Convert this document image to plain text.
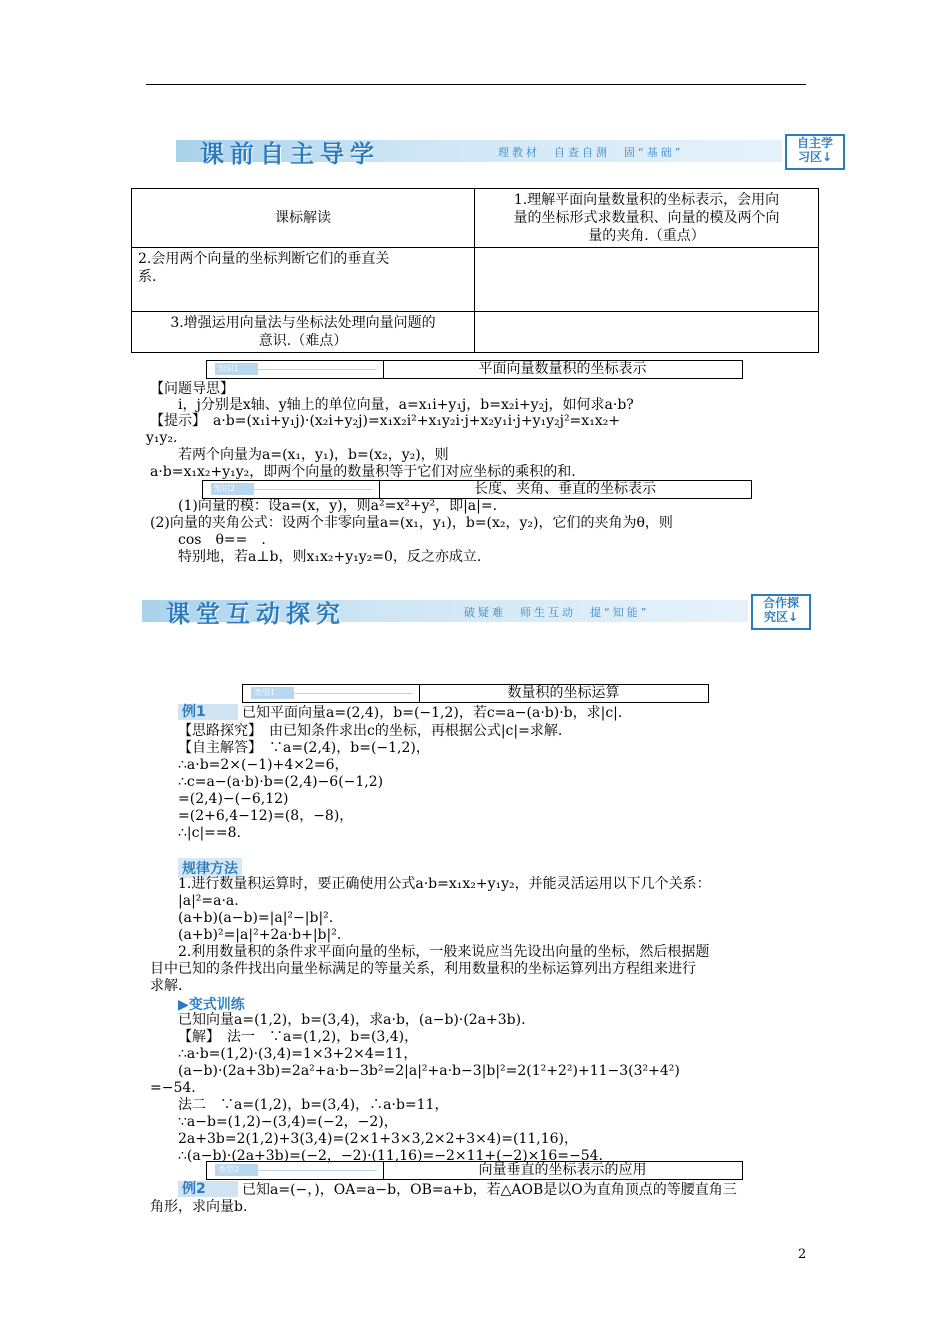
课前自主导学	理教材　自查自测　固“基础”
自主学
习区↓
课标解读	1.理解平面向量数量积的坐标表示，会用向
量的坐标形式求数量积、向量的模及两个向
量的夹角.（重点）

2.会用两个向量的坐标判断它们的垂直关
系.	

3.增强运用向量法与坐标法处理向量问题的
意识.（难点）	

知识1	平面向量数量积的坐标表示
【问题导思】
i，j分别是x轴、y轴上的单位向量，a=x₁i+y₁j，b=x₂i+y₂j，如何求a·b?
【提示】　a·b=(x₁i+y₁j)·(x₂i+y₂j)=x₁x₂i²+x₁y₂i·j+x₂y₁i·j+y₁y₂j²=x₁x₂+
y₁y₂.
若两个向量为a=(x₁，y₁)，b=(x₂，y₂)，则
a·b=x₁x₂+y₁y₂，即两个向量的数量积等于它们对应坐标的乘积的和.
知识2	长度、夹角、垂直的坐标表示
(1)向量的模：设a=(x，y)，则a²=x²+y²，即|a|=.
(2)向量的夹角公式：设两个非零向量a=(x₁，y₁)，b=(x₂，y₂)，它们的夹角为θ，则
cos　θ==　.
特别地，若a⊥b，则x₁x₂+y₁y₂=0，反之亦成立.
课堂互动探究	破疑难　师生互动　提“知能”
合作探
究区↓
类型1	数量积的坐标运算
例1	已知平面向量a=(2,4)，b=(−1,2)，若c=a−(a·b)·b，求|c|.
【思路探究】　由已知条件求出c的坐标，再根据公式|c|=求解.
【自主解答】　∵a=(2,4)，b=(−1,2)，
∴a·b=2×(−1)+4×2=6，
∴c=a−(a·b)·b=(2,4)−6(−1,2)
=(2,4)−(−6,12)
=(2+6,4−12)=(8，−8)，
∴|c|==8.
规律方法
1.进行数量积运算时，要正确使用公式a·b=x₁x₂+y₁y₂，并能灵活运用以下几个关系：
|a|²=a·a.
(a+b)(a−b)=|a|²−|b|².
(a+b)²=|a|²+2a·b+|b|².
2.利用数量积的条件求平面向量的坐标，一般来说应当先设出向量的坐标，然后根据题
目中已知的条件找出向量坐标满足的等量关系，利用数量积的坐标运算列出方程组来进行
求解.
▶变式训练
已知向量a=(1,2)，b=(3,4)，求a·b，(a−b)·(2a+3b).
【解】　法一　∵a=(1,2)，b=(3,4)，
∴a·b=(1,2)·(3,4)=1×3+2×4=11，
(a−b)·(2a+3b)=2a²+a·b−3b²=2|a|²+a·b−3|b|²=2(1²+2²)+11−3(3²+4²)
=−54.
法二　∵a=(1,2)，b=(3,4)，∴a·b=11，
∵a−b=(1,2)−(3,4)=(−2，−2)，
2a+3b=2(1,2)+3(3,4)=(2×1+3×3,2×2+3×4)=(11,16)，
∴(a−b)·(2a+3b)=(−2，−2)·(11,16)=−2×11+(−2)×16=−54.
类型2	向量垂直的坐标表示的应用
例2	已知a=(−，)，OA=a−b，OB=a+b，若△AOB是以O为直角顶点的等腰直角三
角形，求向量b.
2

========================

Produce an exact copy of each line of data, skipping embedded images.

Task answer:
Convert this document image to plain text.
课前自主导学	理教材　自查自测　固“基础”
自主学
习区↓
课标解读	1.理解平面向量数量积的坐标表示，会用向
量的坐标形式求数量积、向量的模及两个向
量的夹角.（重点）

2.会用两个向量的坐标判断它们的垂直关
系.	

3.增强运用向量法与坐标法处理向量问题的
意识.（难点）	

知识1	平面向量数量积的坐标表示
【问题导思】
i，j分别是x轴、y轴上的单位向量，a=x₁i+y₁j，b=x₂i+y₂j，如何求a·b?
【提示】　a·b=(x₁i+y₁j)·(x₂i+y₂j)=x₁x₂i²+x₁y₂i·j+x₂y₁i·j+y₁y₂j²=x₁x₂+
y₁y₂.
若两个向量为a=(x₁，y₁)，b=(x₂，y₂)，则
a·b=x₁x₂+y₁y₂，即两个向量的数量积等于它们对应坐标的乘积的和.
知识2	长度、夹角、垂直的坐标表示
(1)向量的模：设a=(x，y)，则a²=x²+y²，即|a|=.
(2)向量的夹角公式：设两个非零向量a=(x₁，y₁)，b=(x₂，y₂)，它们的夹角为θ，则
cos　θ==　.
特别地，若a⊥b，则x₁x₂+y₁y₂=0，反之亦成立.
课堂互动探究	破疑难　师生互动　提“知能”
合作探
究区↓
类型1	数量积的坐标运算
例1	已知平面向量a=(2,4)，b=(−1,2)，若c=a−(a·b)·b，求|c|.
【思路探究】　由已知条件求出c的坐标，再根据公式|c|=求解.
【自主解答】　∵a=(2,4)，b=(−1,2)，
∴a·b=2×(−1)+4×2=6，
∴c=a−(a·b)·b=(2,4)−6(−1,2)
=(2,4)−(−6,12)
=(2+6,4−12)=(8，−8)，
∴|c|==8.
规律方法
1.进行数量积运算时，要正确使用公式a·b=x₁x₂+y₁y₂，并能灵活运用以下几个关系：
|a|²=a·a.
(a+b)(a−b)=|a|²−|b|².
(a+b)²=|a|²+2a·b+|b|².
2.利用数量积的条件求平面向量的坐标，一般来说应当先设出向量的坐标，然后根据题
目中已知的条件找出向量坐标满足的等量关系，利用数量积的坐标运算列出方程组来进行
求解.
▶变式训练
已知向量a=(1,2)，b=(3,4)，求a·b，(a−b)·(2a+3b).
【解】　法一　∵a=(1,2)，b=(3,4)，
∴a·b=(1,2)·(3,4)=1×3+2×4=11，
(a−b)·(2a+3b)=2a²+a·b−3b²=2|a|²+a·b−3|b|²=2(1²+2²)+11−3(3²+4²)
=−54.
法二　∵a=(1,2)，b=(3,4)，∴a·b=11，
∵a−b=(1,2)−(3,4)=(−2，−2)，
2a+3b=2(1,2)+3(3,4)=(2×1+3×3,2×2+3×4)=(11,16)，
∴(a−b)·(2a+3b)=(−2，−2)·(11,16)=−2×11+(−2)×16=−54.
类型2	向量垂直的坐标表示的应用
例2	已知a=(−，)，OA=a−b，OB=a+b，若△AOB是以O为直角顶点的等腰直角三
角形，求向量b.
2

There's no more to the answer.